• Texto:
§

Franz Jägerstätter tornou-se um símbolo do verdadeiro herói. Não aquele que é direcionado ao campo de batalha e mata pessoas inocentes, como normalmente são exaltados os heróis de guerra. Mas um humano que não abandona sua honra, ou suas convicções, mesmo sabendo que isso pode coloca-lo em uma das jornadas mais perigosas, cruéis e desumanas já registradas. Alguém que enfrenta o pior dos inimigos, em um campo de batalha que se encontra apenas dentro de si mesmo. é a luta por defender uma ideia, e ser julgado por ela.
Questionado o filme inteiro o por que de assumir tal posição, a de não lutar em nome de uma ideologia que considera incompressível e intragável, Franz vai de encontro com os ideias proclamados por quase toda a nação (não só da Alemanha, mas da Áustria, naquele período), ele apenas responde em certo momento, um dos poucos que se abre com alguém dentro do filme, em uma conversa com o juiz interpretado por Bruno Ganz (um de seus últimos papeis, fazendo dessa vez mais um nazista), que, apenas pensa que não deve fazer o aquilo que acredita ser errado.
E para que fique bem claro para as pessoas, que Franz Jägerstätter não é um homem covarde, apenas com medo de perder a vida na guerra, o roteiro introduz logo no inicio do filme, cenas em que o protagonista é mostrado no exército, como um homem corajoso. Se isso já não fosse o bastante, o roteiro volta a afirmar esse fato, colocando em vários diálogos (e sabendo que o filme tem poucos, certamente estão lá por motivos bem demarcados) pessoas as voltas de Jägerstätter lhe cobrando satisfação, lhe dizendo que não agiria daquela forma antes de conhecer sua esposa. Aqui Malick traz mais um comentário social: sabendo que é comum que seus filmes evoquem a religiosidade, não é de se esperar menos do que uma mostra da mulher com culpada, a detentora do pecado. Sua esposa, Franziska Jägerstätter (Valerie Pachner) não é pressionada apenas pelos vizinhos e antigas amigas, mas tem de aguentar os olhares ardidos de sua sogra, que também culpa a moça pelas decisões do filho. mas não existe ninguém culpado pelas decisões de Franz, ele fez uma escolha. Talvez existam pessoas culpadas pelas decisões de todos os outros.
Ora, Franz é um camponês que não entende nada de política, que passa todo o seu tempo dedicado a família. Mas ele cresceu cercado por judeus e outras raças, ele os vê como as pessoas normais que são, ou que até aquele momento, antes do ideal nazista assumir proporções inquestionáveis na Europa, o eram. Mas como lutar sozinho, contra uma nação inteira?
Todo o tempo, por onde Franz passa, vários personagens lhe perguntam quase em súplica: "Você me julga?", "Você se acha melhor que eu?". Ele sempre responde que não julga ninguém, não guarda rancor de ninguém e não acredita ser melhor que qualquer outro. Apenas que, não concorda em jurar lealdade ao Führer. Apesar disso, apesar de estar consciente de suas posições e se manter firme nestas, ele esta em uma luta interna gigantesca. Em suas conversas com divino (normalmente em off, como Terrence Malick costuma utilizar) ele sempre está a procura de uma resposta. Espera que Deus lhe diga algo, lhe mostre como agir, que Deus escolha por ele. É justiça ou injustiça? Esses atos são condenáveis? Estou errado em defender essa posição que é intrínseca a mim?

§

• Material fornecido:
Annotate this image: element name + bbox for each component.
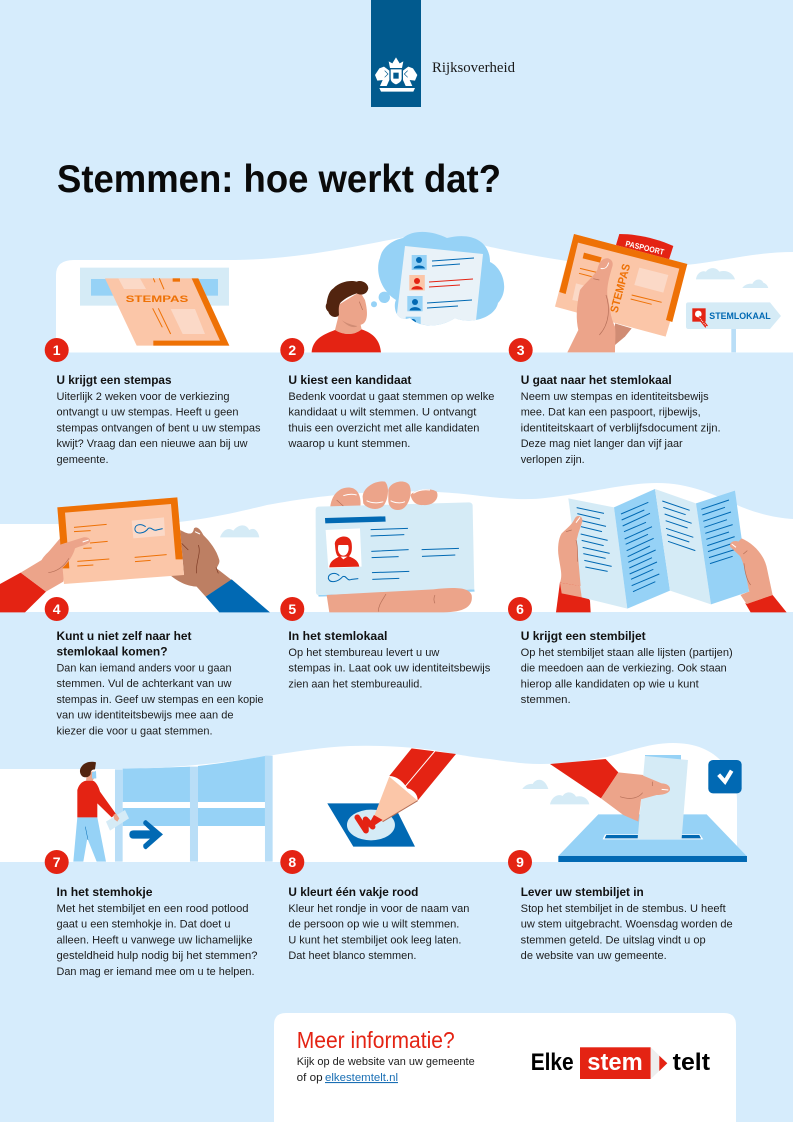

§

Reproduza, do texto sobre Franz Jägerstätter, o trecho entre "Questionado o filme" e "acredita ser errado.", incluindo essas duas partes.

Questionado o filme inteiro o por que de assumir tal posição, a de não lutar em nome de uma ideologia que considera incompressível e intragável, Franz vai de encontro com os ideias proclamados por quase toda a nação (não só da Alemanha, mas da Áustria, naquele período), ele apenas responde em certo momento, um dos poucos que se abre com alguém dentro do filme, em uma conversa com o juiz interpretado por Bruno Ganz (um de seus últimos papeis, fazendo dessa vez mais um nazista), que, apenas pensa que não deve fazer o aquilo que acredita ser errado.